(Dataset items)
· · ·
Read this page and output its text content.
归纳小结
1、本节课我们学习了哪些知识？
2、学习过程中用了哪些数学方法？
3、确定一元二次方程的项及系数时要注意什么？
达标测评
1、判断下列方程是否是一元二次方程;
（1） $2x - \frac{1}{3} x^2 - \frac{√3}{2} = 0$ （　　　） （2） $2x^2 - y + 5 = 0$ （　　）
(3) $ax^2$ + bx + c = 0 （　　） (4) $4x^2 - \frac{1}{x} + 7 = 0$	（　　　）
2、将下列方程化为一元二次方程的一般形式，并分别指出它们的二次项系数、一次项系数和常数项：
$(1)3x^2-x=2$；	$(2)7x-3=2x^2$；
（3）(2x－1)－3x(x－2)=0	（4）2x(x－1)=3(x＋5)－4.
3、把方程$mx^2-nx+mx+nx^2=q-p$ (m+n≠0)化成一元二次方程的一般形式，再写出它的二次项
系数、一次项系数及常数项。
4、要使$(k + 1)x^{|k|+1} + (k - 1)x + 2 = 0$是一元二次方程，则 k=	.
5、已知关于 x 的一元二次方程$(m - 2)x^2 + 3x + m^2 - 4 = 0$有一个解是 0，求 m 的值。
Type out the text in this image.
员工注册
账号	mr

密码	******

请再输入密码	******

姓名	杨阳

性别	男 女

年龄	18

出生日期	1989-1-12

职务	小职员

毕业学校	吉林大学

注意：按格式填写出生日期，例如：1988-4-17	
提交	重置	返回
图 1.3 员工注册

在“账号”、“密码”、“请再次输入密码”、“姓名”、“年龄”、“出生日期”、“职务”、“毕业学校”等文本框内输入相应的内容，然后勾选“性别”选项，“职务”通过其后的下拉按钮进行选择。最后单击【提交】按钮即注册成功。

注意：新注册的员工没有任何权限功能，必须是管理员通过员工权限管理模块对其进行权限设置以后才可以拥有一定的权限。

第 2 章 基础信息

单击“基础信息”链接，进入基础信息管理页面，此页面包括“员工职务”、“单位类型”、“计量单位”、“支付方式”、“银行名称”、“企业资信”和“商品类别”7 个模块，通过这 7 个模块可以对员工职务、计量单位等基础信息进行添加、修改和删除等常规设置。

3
· · ·
=== Stated problem ===
The entries above must be returned in full, exactly as shown.

=== Response below ===
Read this page and output its text content.
归纳小结
1、本节课我们学习了哪些知识？
2、学习过程中用了哪些数学方法？
3、确定一元二次方程的项及系数时要注意什么？
达标测评
1、判断下列方程是否是一元二次方程;
（1） $2x - \frac{1}{3} x^2 - \frac{√3}{2} = 0$ （　　　） （2） $2x^2 - y + 5 = 0$ （　　）
(3) $ax^2$ + bx + c = 0 （　　） (4) $4x^2 - \frac{1}{x} + 7 = 0$	（　　　）
2、将下列方程化为一元二次方程的一般形式，并分别指出它们的二次项系数、一次项系数和常数项：
$(1)3x^2-x=2$；	$(2)7x-3=2x^2$；
（3）(2x－1)－3x(x－2)=0	（4）2x(x－1)=3(x＋5)－4.
3、把方程$mx^2-nx+mx+nx^2=q-p$ (m+n≠0)化成一元二次方程的一般形式，再写出它的二次项
系数、一次项系数及常数项。
4、要使$(k + 1)x^{|k|+1} + (k - 1)x + 2 = 0$是一元二次方程，则 k=	.
5、已知关于 x 的一元二次方程$(m - 2)x^2 + 3x + m^2 - 4 = 0$有一个解是 0，求 m 的值。
Type out the text in this image.
员工注册
账号	mr

密码	******

请再输入密码	******

姓名	杨阳

性别	男 女

年龄	18

出生日期	1989-1-12

职务	小职员

毕业学校	吉林大学

注意：按格式填写出生日期，例如：1988-4-17	
提交	重置	返回
图 1.3 员工注册

在“账号”、“密码”、“请再次输入密码”、“姓名”、“年龄”、“出生日期”、“职务”、“毕业学校”等文本框内输入相应的内容，然后勾选“性别”选项，“职务”通过其后的下拉按钮进行选择。最后单击【提交】按钮即注册成功。

注意：新注册的员工没有任何权限功能，必须是管理员通过员工权限管理模块对其进行权限设置以后才可以拥有一定的权限。

第 2 章 基础信息

单击“基础信息”链接，进入基础信息管理页面，此页面包括“员工职务”、“单位类型”、“计量单位”、“支付方式”、“银行名称”、“企业资信”和“商品类别”7 个模块，通过这 7 个模块可以对员工职务、计量单位等基础信息进行添加、修改和删除等常规设置。

3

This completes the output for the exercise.